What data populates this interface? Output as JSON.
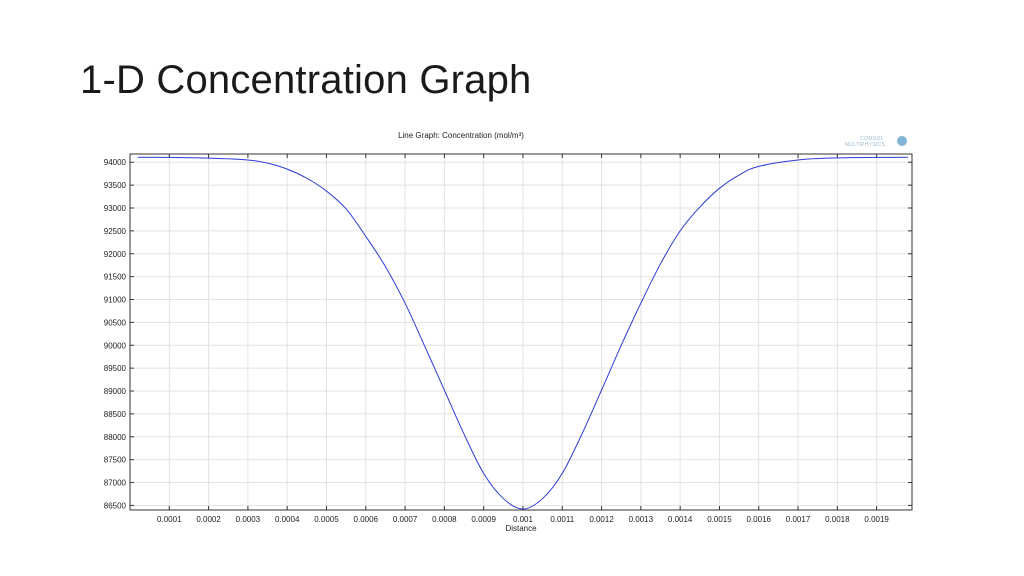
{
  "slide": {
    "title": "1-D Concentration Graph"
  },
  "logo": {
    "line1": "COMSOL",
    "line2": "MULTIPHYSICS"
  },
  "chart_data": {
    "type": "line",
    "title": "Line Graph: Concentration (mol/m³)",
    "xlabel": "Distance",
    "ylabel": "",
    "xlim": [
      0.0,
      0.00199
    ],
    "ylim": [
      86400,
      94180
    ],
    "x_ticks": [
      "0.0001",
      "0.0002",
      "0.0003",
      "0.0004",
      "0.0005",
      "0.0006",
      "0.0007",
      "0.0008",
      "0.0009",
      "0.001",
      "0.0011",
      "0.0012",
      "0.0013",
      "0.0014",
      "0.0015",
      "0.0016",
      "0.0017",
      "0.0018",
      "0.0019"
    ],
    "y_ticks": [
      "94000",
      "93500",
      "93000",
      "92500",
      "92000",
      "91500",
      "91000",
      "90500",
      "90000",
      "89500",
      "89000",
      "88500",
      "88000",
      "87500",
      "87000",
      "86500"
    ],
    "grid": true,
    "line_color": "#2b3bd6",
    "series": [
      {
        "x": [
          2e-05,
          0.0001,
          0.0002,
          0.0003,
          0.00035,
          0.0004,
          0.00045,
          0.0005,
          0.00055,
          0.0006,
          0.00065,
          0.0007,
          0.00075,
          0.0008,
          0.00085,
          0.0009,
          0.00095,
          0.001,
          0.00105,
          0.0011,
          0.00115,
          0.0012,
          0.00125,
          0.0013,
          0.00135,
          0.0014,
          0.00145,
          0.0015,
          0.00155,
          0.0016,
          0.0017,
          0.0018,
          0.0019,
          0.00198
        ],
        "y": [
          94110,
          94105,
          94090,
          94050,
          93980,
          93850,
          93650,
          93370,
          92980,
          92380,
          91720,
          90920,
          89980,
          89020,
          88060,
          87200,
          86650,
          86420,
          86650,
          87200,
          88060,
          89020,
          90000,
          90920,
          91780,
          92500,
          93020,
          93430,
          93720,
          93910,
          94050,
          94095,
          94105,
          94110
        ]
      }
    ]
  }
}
━━━
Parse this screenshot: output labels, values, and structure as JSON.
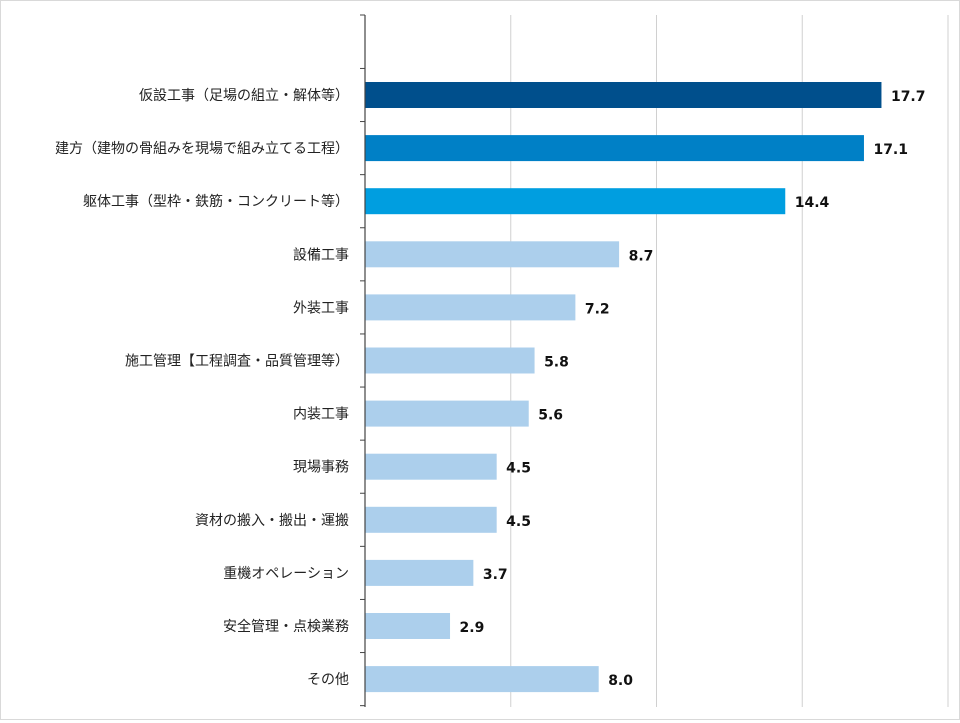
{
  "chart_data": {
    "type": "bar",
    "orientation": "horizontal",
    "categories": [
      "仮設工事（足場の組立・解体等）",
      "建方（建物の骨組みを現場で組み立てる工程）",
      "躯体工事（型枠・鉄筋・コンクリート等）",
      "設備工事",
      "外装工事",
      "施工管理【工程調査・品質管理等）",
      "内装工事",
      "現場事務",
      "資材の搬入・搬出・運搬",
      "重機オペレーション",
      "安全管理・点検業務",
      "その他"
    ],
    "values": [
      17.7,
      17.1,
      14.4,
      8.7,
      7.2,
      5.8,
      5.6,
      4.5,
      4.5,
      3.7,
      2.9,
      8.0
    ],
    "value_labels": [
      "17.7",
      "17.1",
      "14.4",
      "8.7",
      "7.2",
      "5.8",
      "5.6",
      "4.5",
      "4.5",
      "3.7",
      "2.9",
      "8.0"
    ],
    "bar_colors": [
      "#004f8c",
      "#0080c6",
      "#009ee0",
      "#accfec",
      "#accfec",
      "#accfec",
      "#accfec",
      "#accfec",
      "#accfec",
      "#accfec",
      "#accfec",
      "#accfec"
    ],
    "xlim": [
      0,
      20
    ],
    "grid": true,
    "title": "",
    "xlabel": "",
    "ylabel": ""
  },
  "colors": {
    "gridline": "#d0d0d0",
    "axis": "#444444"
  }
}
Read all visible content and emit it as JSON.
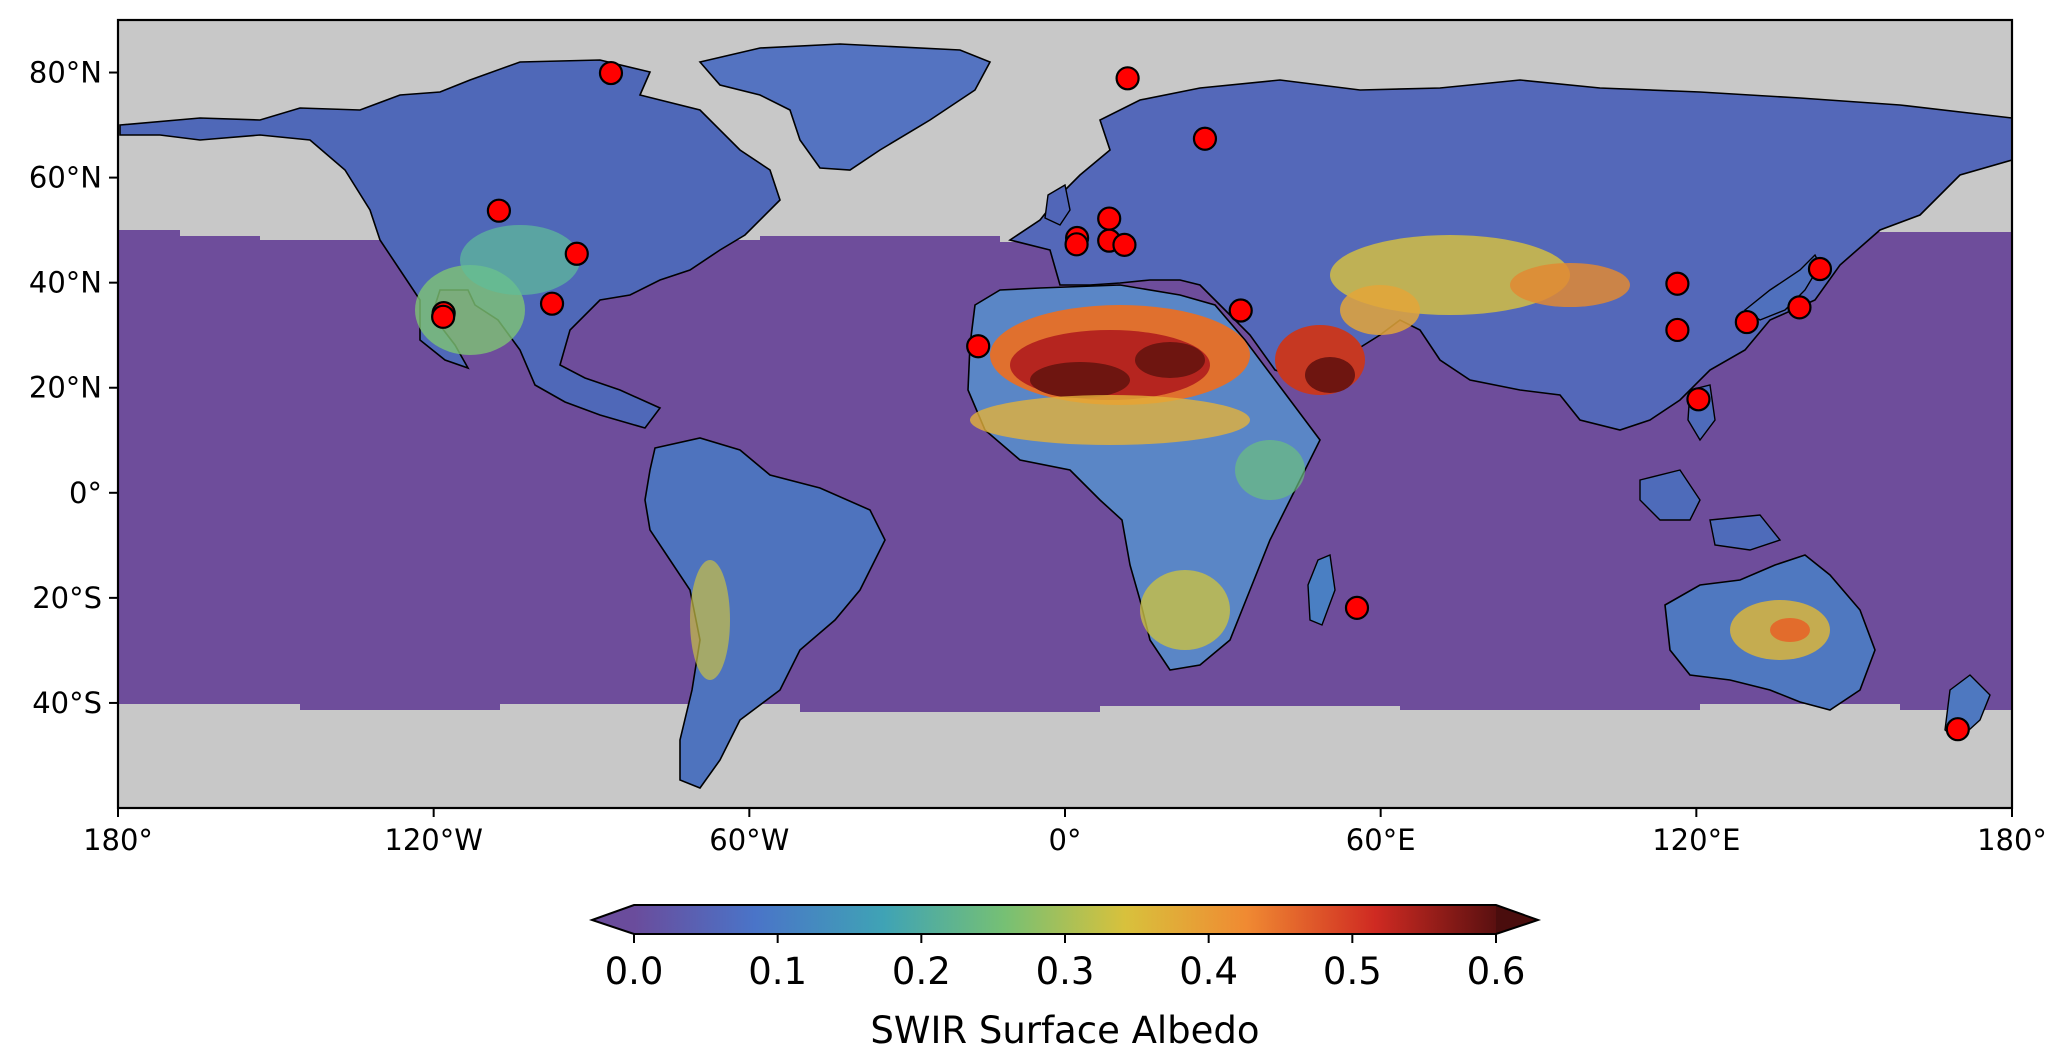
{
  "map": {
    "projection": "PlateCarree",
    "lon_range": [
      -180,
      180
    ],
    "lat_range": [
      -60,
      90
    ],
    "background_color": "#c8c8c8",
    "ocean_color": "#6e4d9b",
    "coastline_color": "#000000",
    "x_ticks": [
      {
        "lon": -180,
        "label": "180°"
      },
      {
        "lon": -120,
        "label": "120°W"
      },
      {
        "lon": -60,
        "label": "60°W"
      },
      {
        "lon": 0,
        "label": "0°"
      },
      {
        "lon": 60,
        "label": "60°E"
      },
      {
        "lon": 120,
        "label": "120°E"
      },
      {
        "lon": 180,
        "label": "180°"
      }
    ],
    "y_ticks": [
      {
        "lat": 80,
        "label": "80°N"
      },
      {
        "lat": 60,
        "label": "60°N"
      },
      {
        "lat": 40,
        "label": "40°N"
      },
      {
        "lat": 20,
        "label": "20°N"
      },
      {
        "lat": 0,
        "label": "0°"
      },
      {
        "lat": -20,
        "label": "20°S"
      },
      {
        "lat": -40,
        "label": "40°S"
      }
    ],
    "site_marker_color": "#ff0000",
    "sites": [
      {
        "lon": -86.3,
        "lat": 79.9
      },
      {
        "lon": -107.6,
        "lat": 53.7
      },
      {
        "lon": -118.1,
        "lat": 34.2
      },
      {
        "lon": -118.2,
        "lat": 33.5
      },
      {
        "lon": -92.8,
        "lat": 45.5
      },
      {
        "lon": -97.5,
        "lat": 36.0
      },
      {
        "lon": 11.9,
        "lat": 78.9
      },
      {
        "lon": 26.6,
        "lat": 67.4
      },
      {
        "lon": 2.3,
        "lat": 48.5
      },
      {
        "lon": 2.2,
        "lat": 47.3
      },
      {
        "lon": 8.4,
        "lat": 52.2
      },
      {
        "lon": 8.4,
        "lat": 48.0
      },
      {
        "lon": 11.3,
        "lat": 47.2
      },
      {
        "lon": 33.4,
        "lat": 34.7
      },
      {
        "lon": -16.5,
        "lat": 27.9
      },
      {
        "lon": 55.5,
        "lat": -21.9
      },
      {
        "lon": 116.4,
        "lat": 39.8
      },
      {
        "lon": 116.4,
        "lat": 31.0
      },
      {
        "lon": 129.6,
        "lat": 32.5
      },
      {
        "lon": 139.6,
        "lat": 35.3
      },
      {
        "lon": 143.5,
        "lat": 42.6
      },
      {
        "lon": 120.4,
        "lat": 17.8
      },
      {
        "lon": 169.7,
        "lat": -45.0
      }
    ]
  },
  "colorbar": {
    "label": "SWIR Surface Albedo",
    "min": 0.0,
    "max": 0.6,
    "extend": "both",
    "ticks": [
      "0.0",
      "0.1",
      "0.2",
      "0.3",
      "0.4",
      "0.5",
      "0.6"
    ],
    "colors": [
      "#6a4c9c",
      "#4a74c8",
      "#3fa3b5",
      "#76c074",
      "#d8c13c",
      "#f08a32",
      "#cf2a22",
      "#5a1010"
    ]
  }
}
━━━
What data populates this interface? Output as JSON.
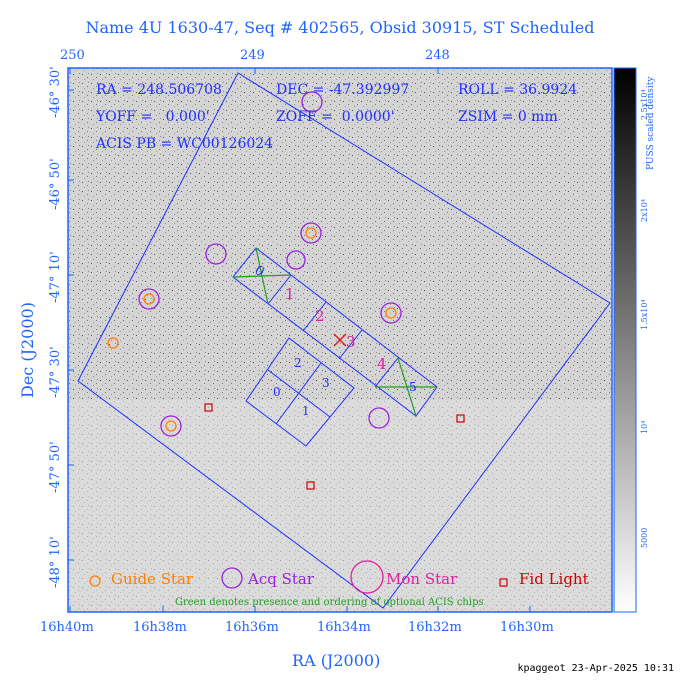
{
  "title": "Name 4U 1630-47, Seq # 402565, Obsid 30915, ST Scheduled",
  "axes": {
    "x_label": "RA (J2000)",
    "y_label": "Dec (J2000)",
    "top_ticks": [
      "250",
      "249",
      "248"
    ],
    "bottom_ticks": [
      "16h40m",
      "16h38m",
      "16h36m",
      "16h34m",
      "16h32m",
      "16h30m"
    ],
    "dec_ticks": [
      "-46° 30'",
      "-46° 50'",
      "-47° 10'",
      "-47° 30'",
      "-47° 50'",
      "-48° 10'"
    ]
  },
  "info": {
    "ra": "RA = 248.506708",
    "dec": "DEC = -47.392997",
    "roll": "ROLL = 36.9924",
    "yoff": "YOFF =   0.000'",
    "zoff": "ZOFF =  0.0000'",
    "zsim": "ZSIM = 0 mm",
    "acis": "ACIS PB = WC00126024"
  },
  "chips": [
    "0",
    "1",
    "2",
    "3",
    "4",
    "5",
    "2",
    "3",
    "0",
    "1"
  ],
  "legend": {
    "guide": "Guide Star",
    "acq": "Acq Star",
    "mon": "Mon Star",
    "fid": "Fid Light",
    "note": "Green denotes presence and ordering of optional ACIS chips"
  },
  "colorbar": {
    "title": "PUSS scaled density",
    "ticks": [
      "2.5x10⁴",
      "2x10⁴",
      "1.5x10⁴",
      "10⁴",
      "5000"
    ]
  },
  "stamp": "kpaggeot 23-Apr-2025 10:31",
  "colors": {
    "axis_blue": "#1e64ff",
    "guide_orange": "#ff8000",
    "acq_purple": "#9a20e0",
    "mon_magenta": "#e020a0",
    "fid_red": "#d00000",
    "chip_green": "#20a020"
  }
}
━━━
CHALLENGE: What is the number of lines above that contain the string "Concentration"? Answer with the number alone.

SOLVED PROBLEM: 2